** YOUR GOAL **
The data below should be printed in full, exactly, and without any of its images.

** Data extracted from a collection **
=====

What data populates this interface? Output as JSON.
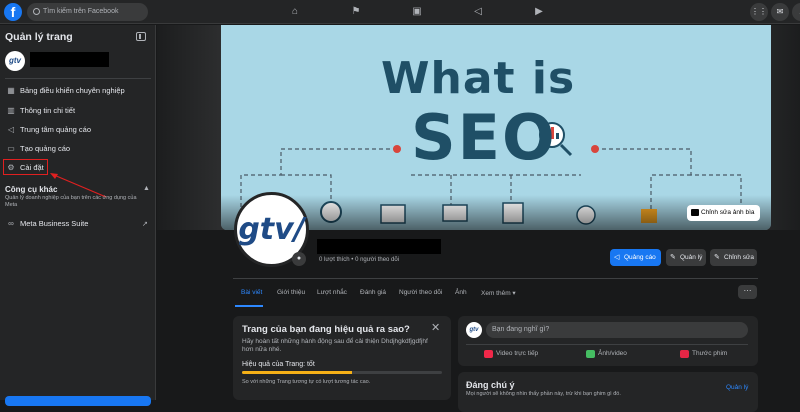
{
  "topbar": {
    "logo": "f",
    "search_placeholder": "Tìm kiếm trên Facebook",
    "nav_icons": [
      "home-icon",
      "flag-icon",
      "marketplace-icon",
      "megaphone-icon",
      "watch-icon"
    ],
    "right_icons": [
      "menu-grid-icon",
      "messenger-icon",
      "bell-icon"
    ]
  },
  "sidebar": {
    "title": "Quản lý trang",
    "page_avatar_text": "gtv",
    "items": [
      {
        "icon": "dashboard-icon",
        "label": "Bảng điều khiển chuyên nghiệp"
      },
      {
        "icon": "info-icon",
        "label": "Thông tin chi tiết"
      },
      {
        "icon": "megaphone-icon",
        "label": "Trung tâm quảng cáo"
      },
      {
        "icon": "ad-icon",
        "label": "Tạo quảng cáo"
      },
      {
        "icon": "gear-icon",
        "label": "Cài đặt"
      }
    ],
    "tools": {
      "title": "Công cụ khác",
      "description": "Quản lý doanh nghiệp của bạn trên các ứng dụng của Meta",
      "item": "Meta Business Suite"
    }
  },
  "cover": {
    "headline_1": "What is",
    "headline_2": "SEO",
    "edit_label": "Chỉnh sửa ảnh bìa"
  },
  "profile": {
    "logo_text": "gtv/",
    "stats": "0 lượt thích • 0 người theo dõi",
    "buttons": {
      "ads": "Quảng cáo",
      "manage": "Quản lý",
      "edit": "Chỉnh sửa"
    }
  },
  "tabs": [
    "Bài viết",
    "Giới thiệu",
    "Lượt nhắc",
    "Đánh giá",
    "Người theo dõi",
    "Ảnh",
    "Xem thêm ▾"
  ],
  "more_label": "···",
  "performance": {
    "title": "Trang của bạn đang hiệu quả ra sao?",
    "description": "Hãy hoàn tất những hành động sau để cải thiện Dhdjhgkdfjgdfjhf hơn nữa nhé.",
    "status": "Hiệu quả của Trang: tốt",
    "progress": 0.55,
    "note": "So với những Trang tương tự có lượt tương tác cao."
  },
  "composer": {
    "avatar_text": "gtv",
    "placeholder": "Bạn đang nghĩ gì?",
    "actions": [
      "Video trực tiếp",
      "Ảnh/video",
      "Thước phim"
    ],
    "action_colors": [
      "#f02849",
      "#45bd62",
      "#e42645"
    ]
  },
  "notes": {
    "title": "Đáng chú ý",
    "manage": "Quản lý",
    "description": "Mọi người sẽ không nhìn thấy phần này, trừ khi bạn ghim gì đó."
  }
}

=====

** COMPLETE ANSWER **
What data populates this interface? Output as JSON.
{
  "topbar": {
    "logo": "f",
    "search_placeholder": "Tìm kiếm trên Facebook",
    "nav_icons": [
      "home-icon",
      "flag-icon",
      "marketplace-icon",
      "megaphone-icon",
      "watch-icon"
    ],
    "right_icons": [
      "menu-grid-icon",
      "messenger-icon",
      "bell-icon"
    ]
  },
  "sidebar": {
    "title": "Quản lý trang",
    "page_avatar_text": "gtv",
    "items": [
      {
        "icon": "dashboard-icon",
        "label": "Bảng điều khiển chuyên nghiệp"
      },
      {
        "icon": "info-icon",
        "label": "Thông tin chi tiết"
      },
      {
        "icon": "megaphone-icon",
        "label": "Trung tâm quảng cáo"
      },
      {
        "icon": "ad-icon",
        "label": "Tạo quảng cáo"
      },
      {
        "icon": "gear-icon",
        "label": "Cài đặt"
      }
    ],
    "tools": {
      "title": "Công cụ khác",
      "description": "Quản lý doanh nghiệp của bạn trên các ứng dụng của Meta",
      "item": "Meta Business Suite"
    }
  },
  "cover": {
    "headline_1": "What is",
    "headline_2": "SEO",
    "edit_label": "Chỉnh sửa ảnh bìa"
  },
  "profile": {
    "logo_text": "gtv/",
    "stats": "0 lượt thích • 0 người theo dõi",
    "buttons": {
      "ads": "Quảng cáo",
      "manage": "Quản lý",
      "edit": "Chỉnh sửa"
    }
  },
  "tabs": [
    "Bài viết",
    "Giới thiệu",
    "Lượt nhắc",
    "Đánh giá",
    "Người theo dõi",
    "Ảnh",
    "Xem thêm ▾"
  ],
  "more_label": "···",
  "performance": {
    "title": "Trang của bạn đang hiệu quả ra sao?",
    "description": "Hãy hoàn tất những hành động sau để cải thiện Dhdjhgkdfjgdfjhf hơn nữa nhé.",
    "status": "Hiệu quả của Trang: tốt",
    "progress": 0.55,
    "note": "So với những Trang tương tự có lượt tương tác cao."
  },
  "composer": {
    "avatar_text": "gtv",
    "placeholder": "Bạn đang nghĩ gì?",
    "actions": [
      "Video trực tiếp",
      "Ảnh/video",
      "Thước phim"
    ],
    "action_colors": [
      "#f02849",
      "#45bd62",
      "#e42645"
    ]
  },
  "notes": {
    "title": "Đáng chú ý",
    "manage": "Quản lý",
    "description": "Mọi người sẽ không nhìn thấy phần này, trừ khi bạn ghim gì đó."
  }
}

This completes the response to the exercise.